Exercise =>
Copy every line of the entries that includes the word "colors".

##############################

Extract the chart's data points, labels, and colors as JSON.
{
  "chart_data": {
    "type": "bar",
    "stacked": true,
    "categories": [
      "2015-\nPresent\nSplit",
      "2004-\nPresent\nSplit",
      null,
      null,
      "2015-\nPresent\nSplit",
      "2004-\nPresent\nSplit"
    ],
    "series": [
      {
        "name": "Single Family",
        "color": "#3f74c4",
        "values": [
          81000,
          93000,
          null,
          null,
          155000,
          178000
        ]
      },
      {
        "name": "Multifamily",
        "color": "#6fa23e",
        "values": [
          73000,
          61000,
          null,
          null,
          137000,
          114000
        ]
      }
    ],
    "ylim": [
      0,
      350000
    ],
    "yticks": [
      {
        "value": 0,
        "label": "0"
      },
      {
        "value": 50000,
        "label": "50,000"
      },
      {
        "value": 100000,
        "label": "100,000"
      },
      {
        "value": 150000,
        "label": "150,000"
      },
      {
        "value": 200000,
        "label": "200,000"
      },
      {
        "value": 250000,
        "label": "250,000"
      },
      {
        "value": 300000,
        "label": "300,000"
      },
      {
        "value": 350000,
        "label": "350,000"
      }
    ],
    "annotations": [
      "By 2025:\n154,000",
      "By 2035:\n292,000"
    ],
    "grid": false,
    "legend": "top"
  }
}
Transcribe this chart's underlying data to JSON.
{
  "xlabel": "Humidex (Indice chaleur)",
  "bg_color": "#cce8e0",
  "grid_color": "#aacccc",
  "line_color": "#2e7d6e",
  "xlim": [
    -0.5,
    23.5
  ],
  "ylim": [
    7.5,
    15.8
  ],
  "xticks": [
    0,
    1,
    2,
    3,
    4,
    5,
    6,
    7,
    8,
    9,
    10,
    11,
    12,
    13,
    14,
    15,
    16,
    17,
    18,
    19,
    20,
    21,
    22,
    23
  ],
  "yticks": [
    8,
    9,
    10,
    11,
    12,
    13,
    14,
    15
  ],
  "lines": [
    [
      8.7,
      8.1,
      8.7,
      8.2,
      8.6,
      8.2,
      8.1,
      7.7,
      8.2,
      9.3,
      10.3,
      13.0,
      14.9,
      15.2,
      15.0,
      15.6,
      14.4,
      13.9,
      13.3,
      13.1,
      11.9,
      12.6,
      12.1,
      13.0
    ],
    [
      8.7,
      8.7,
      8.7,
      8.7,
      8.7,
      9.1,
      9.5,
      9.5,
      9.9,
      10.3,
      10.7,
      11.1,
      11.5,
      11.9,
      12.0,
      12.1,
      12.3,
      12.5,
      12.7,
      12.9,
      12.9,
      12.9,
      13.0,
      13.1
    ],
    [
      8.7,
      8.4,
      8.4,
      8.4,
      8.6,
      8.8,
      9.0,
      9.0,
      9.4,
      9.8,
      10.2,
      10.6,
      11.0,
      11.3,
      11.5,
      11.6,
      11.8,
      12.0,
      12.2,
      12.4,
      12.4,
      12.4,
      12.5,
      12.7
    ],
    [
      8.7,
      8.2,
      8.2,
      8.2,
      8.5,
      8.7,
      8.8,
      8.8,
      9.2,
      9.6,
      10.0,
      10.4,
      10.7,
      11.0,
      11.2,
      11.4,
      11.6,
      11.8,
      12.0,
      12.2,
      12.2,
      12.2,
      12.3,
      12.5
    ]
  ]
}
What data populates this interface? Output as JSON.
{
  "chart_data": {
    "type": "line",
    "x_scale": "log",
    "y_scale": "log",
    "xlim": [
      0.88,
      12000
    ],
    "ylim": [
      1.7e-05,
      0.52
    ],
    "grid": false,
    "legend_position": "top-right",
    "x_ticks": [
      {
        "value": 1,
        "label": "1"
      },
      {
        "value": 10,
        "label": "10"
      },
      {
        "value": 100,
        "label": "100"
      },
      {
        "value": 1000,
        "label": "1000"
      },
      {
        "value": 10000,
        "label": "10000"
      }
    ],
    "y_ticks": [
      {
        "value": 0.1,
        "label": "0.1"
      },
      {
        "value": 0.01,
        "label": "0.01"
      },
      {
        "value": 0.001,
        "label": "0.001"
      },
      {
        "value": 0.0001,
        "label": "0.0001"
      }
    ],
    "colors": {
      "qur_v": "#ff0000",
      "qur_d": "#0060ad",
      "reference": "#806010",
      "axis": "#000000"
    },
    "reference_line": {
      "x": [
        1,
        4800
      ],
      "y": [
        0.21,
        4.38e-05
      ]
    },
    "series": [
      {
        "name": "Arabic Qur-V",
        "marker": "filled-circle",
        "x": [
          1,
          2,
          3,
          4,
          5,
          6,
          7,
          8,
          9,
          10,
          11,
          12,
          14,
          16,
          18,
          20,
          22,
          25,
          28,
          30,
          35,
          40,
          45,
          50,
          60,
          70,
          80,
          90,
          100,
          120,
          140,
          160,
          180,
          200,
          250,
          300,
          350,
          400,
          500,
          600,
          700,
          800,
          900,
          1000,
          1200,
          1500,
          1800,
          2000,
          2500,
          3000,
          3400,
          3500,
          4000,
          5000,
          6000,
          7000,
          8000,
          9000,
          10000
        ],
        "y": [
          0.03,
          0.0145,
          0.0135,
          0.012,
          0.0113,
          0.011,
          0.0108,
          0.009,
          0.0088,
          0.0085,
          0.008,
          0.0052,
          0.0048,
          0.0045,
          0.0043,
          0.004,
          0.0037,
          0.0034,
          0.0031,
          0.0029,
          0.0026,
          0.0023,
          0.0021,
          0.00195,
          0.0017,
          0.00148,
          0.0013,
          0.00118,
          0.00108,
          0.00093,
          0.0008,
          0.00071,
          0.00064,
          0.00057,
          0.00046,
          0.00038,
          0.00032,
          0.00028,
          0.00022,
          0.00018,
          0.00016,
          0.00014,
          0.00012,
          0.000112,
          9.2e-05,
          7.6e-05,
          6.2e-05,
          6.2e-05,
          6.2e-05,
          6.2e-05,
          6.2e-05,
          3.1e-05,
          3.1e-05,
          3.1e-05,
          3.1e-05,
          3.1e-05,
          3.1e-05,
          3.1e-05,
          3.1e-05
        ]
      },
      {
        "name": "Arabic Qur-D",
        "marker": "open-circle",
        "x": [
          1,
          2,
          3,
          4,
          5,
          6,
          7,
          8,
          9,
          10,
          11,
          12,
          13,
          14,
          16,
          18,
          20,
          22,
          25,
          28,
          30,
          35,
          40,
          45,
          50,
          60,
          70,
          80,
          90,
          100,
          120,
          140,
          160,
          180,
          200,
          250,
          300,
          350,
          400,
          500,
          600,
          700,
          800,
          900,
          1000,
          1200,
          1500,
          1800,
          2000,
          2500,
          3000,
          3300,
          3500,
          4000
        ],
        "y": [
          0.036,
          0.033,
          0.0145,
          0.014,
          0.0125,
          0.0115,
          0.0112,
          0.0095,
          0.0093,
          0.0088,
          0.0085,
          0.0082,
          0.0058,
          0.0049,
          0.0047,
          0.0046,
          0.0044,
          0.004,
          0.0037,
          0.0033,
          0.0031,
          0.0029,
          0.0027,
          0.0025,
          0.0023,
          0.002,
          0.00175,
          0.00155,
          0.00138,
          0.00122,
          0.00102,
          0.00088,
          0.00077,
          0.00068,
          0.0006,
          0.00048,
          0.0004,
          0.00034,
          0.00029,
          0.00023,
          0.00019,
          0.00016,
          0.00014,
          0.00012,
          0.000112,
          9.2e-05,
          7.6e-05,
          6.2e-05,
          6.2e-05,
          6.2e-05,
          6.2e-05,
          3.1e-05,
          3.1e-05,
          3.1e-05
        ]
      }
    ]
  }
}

##############################

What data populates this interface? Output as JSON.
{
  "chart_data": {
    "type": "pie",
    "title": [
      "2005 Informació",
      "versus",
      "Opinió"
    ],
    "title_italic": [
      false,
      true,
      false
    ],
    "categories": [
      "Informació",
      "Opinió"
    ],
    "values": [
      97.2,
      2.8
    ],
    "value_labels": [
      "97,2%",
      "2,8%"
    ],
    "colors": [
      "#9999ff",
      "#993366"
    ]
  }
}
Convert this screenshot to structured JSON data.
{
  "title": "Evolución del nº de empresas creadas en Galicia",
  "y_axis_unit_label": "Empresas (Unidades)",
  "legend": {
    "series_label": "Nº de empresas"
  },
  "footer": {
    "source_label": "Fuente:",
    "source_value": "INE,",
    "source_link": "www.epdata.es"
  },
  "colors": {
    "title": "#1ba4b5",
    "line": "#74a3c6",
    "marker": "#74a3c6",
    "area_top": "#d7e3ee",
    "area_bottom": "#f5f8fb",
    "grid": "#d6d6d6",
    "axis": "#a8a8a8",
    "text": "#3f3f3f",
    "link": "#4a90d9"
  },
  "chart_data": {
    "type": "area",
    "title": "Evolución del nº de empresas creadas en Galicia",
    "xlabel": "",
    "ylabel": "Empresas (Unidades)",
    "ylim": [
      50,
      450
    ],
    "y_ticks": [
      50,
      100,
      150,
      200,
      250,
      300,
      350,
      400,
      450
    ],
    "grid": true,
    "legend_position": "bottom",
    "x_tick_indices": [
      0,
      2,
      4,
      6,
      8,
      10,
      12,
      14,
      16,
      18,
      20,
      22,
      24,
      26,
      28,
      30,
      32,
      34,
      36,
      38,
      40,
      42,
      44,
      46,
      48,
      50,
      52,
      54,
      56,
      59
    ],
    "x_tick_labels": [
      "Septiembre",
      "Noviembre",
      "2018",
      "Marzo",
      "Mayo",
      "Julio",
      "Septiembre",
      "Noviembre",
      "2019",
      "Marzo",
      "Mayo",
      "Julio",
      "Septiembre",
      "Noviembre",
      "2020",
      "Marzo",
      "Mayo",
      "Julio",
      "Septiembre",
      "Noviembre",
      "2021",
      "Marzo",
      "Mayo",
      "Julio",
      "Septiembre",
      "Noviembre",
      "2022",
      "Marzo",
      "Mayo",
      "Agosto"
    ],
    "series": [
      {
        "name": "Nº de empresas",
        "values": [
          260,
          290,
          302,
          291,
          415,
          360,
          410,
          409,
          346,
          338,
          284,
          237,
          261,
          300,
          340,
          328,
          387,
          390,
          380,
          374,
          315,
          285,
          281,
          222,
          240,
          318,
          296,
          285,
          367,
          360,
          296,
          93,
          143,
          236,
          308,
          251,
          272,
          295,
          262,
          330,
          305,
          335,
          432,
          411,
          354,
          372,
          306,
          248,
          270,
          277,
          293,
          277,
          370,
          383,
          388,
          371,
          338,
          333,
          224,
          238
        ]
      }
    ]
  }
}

##############################

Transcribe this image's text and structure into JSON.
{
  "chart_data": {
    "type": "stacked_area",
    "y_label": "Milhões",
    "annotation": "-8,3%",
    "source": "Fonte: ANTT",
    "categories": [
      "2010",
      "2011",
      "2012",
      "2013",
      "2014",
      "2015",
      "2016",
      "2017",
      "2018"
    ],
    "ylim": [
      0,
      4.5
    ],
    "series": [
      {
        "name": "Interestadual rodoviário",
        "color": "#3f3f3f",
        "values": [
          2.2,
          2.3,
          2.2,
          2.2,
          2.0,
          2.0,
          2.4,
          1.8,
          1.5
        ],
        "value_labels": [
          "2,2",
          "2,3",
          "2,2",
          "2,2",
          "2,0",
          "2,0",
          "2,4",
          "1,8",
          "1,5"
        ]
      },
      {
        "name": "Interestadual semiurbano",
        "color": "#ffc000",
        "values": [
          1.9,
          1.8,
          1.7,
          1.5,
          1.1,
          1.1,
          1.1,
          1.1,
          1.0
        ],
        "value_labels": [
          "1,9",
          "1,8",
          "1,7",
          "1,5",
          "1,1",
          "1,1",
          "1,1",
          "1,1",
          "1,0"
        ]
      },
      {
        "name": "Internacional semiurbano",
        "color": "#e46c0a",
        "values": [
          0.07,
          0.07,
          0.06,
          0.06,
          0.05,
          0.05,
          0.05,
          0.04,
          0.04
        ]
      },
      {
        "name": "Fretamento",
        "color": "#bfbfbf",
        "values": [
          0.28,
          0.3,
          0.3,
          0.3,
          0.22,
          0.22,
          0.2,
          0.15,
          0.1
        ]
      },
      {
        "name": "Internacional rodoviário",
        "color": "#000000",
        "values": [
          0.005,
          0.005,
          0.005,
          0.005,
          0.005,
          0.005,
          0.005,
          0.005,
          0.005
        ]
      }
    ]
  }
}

##############################

Finished answer =>
Extract the chart's data points, labels, and colors as JSON.
    "colors": {
    "colors": [
  "colors": {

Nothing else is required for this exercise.